Dataset rows:
★ ★ ★ ★

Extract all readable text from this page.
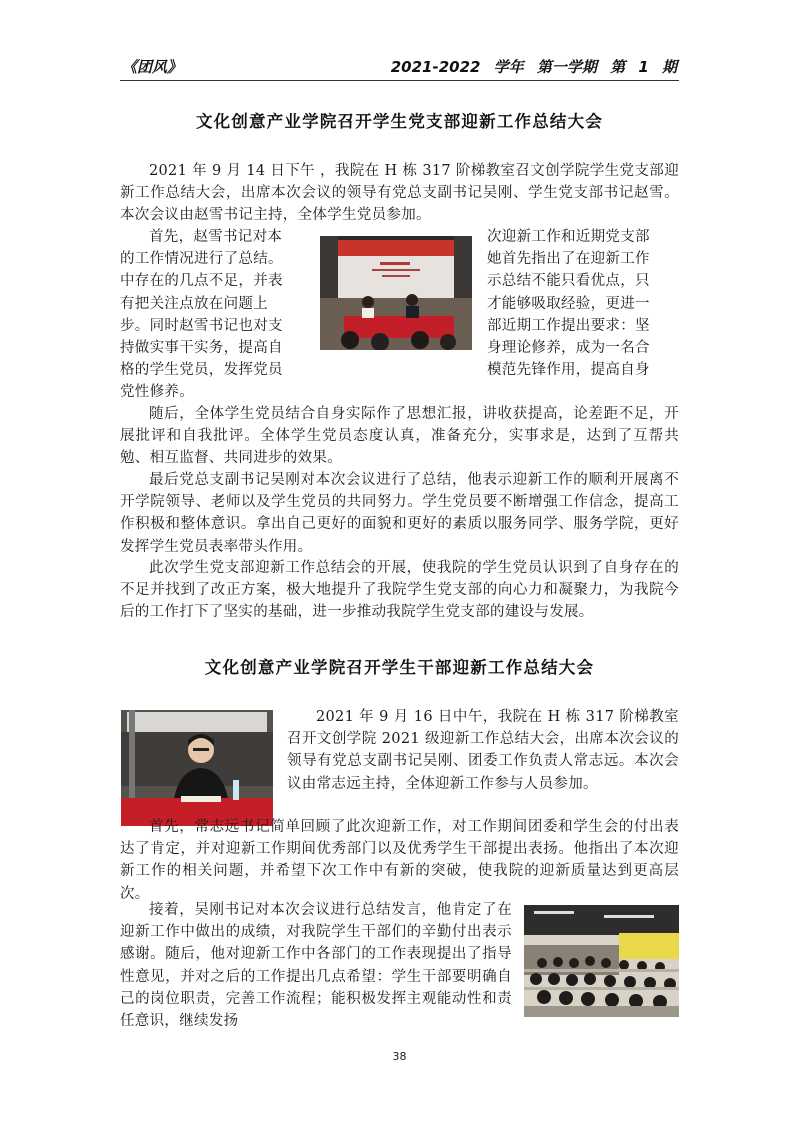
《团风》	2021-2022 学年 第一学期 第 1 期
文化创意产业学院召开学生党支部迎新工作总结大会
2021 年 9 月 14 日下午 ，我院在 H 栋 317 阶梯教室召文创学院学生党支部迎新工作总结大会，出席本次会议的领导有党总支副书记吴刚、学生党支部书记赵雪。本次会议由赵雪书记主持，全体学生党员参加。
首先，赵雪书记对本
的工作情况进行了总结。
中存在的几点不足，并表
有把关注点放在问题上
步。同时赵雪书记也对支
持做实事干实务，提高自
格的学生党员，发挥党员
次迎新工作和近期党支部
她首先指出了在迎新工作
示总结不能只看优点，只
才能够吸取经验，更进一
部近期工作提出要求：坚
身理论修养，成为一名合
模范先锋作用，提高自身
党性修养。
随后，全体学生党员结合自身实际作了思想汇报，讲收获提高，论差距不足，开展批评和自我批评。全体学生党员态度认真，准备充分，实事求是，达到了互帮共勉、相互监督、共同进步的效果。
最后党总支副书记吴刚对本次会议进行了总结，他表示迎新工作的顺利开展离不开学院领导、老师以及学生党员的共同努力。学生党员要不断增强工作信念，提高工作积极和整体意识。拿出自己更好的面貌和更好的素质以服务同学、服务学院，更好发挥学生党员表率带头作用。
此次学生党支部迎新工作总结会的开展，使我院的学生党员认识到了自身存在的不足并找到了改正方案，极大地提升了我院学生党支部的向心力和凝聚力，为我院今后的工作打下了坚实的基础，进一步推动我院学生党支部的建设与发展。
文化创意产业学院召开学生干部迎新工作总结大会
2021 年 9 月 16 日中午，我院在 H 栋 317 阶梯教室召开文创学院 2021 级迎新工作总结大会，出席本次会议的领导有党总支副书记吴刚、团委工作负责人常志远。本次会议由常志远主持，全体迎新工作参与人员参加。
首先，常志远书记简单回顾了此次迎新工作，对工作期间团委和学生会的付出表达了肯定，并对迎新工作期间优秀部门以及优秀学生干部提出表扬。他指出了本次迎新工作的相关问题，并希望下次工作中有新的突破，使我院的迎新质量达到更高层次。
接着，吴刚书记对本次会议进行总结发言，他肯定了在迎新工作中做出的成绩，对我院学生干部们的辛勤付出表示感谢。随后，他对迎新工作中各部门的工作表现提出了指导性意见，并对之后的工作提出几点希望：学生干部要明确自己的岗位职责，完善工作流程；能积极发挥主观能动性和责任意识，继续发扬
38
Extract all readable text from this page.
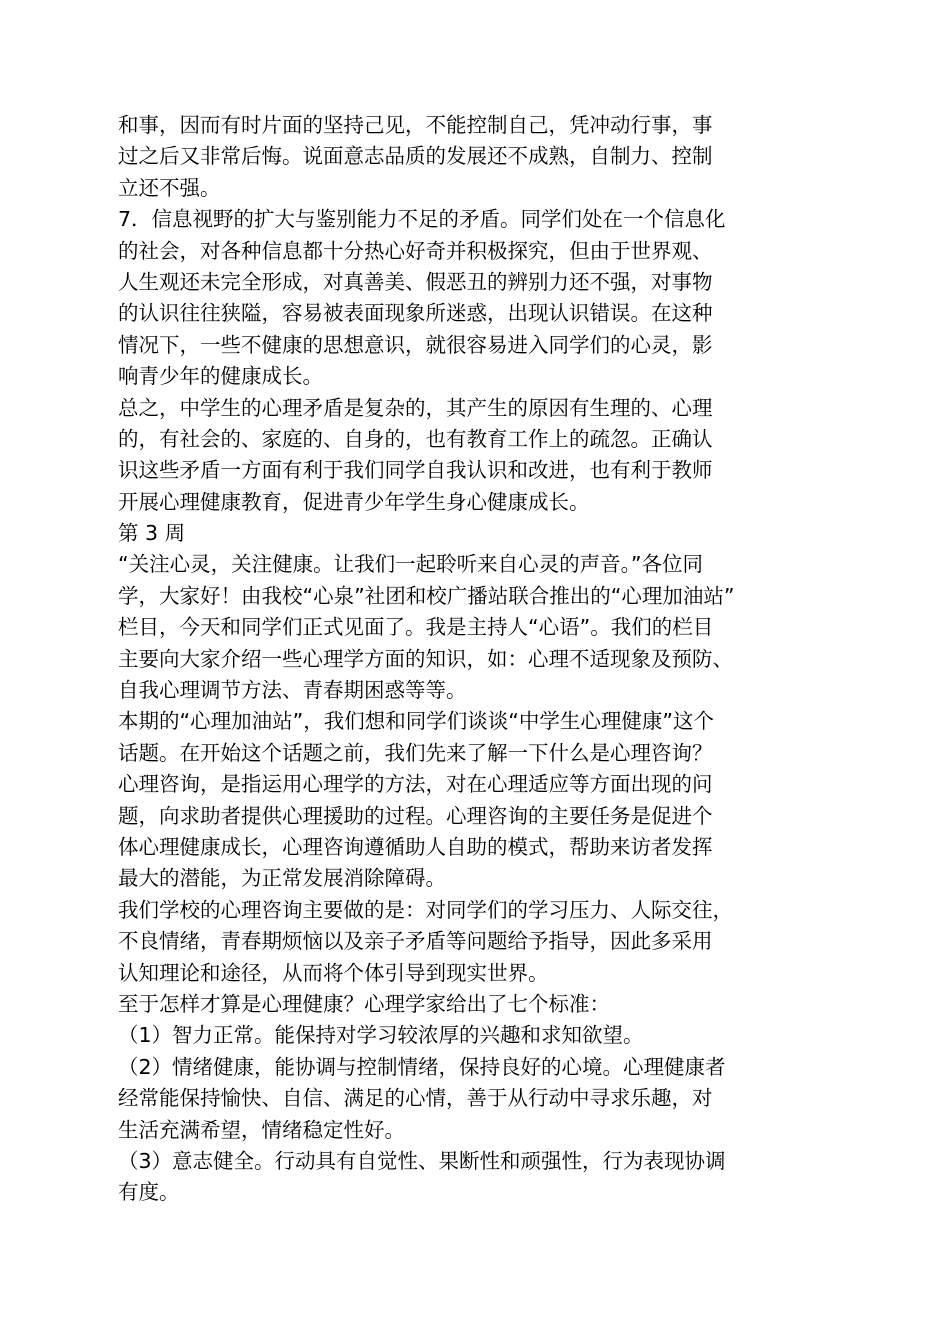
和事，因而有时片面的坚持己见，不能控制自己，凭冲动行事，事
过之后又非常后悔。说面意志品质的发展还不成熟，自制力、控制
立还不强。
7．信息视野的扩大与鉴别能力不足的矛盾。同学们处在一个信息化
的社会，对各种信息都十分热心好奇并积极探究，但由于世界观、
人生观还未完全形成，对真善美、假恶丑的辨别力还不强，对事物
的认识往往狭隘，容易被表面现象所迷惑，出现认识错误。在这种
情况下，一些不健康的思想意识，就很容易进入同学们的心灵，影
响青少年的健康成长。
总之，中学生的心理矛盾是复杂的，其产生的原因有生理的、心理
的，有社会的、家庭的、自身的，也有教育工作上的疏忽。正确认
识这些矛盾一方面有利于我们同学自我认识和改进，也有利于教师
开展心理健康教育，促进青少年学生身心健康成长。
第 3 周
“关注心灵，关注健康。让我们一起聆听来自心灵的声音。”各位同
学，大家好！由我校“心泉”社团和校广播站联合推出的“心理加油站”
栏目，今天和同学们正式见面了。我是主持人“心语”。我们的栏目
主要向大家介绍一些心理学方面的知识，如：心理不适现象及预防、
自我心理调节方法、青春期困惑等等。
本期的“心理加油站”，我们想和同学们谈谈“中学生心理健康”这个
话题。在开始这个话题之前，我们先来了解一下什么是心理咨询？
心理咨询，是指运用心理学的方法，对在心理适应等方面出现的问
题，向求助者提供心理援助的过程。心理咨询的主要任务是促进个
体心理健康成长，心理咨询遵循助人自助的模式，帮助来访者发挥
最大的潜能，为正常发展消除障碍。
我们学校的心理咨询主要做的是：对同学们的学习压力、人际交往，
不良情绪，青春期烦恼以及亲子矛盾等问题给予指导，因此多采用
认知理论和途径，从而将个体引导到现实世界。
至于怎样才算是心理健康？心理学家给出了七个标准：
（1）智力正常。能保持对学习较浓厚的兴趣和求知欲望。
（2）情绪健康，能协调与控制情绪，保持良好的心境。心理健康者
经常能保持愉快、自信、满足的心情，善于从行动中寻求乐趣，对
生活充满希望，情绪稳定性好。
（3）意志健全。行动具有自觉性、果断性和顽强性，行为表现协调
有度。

★ ★ ★ ★

Aim of the exercise
Which lines above contain "出席本次会议的领导有党总支副书记吴刚"? Show each of them.

Answer to the exercise
2021 年 9 月 14 日下午 ，我院在 H 栋 317 阶梯教室召文创学院学生党支部迎新工作总结大会，出席本次会议的领导有党总支副书记吴刚、学生党支部书记赵雪。本次会议由赵雪书记主持，全体学生党员参加。
2021 年 9 月 16 日中午，我院在 H 栋 317 阶梯教室召开文创学院 2021 级迎新工作总结大会，出席本次会议的领导有党总支副书记吴刚、团委工作负责人常志远。本次会议由常志远主持，全体迎新工作参与人员参加。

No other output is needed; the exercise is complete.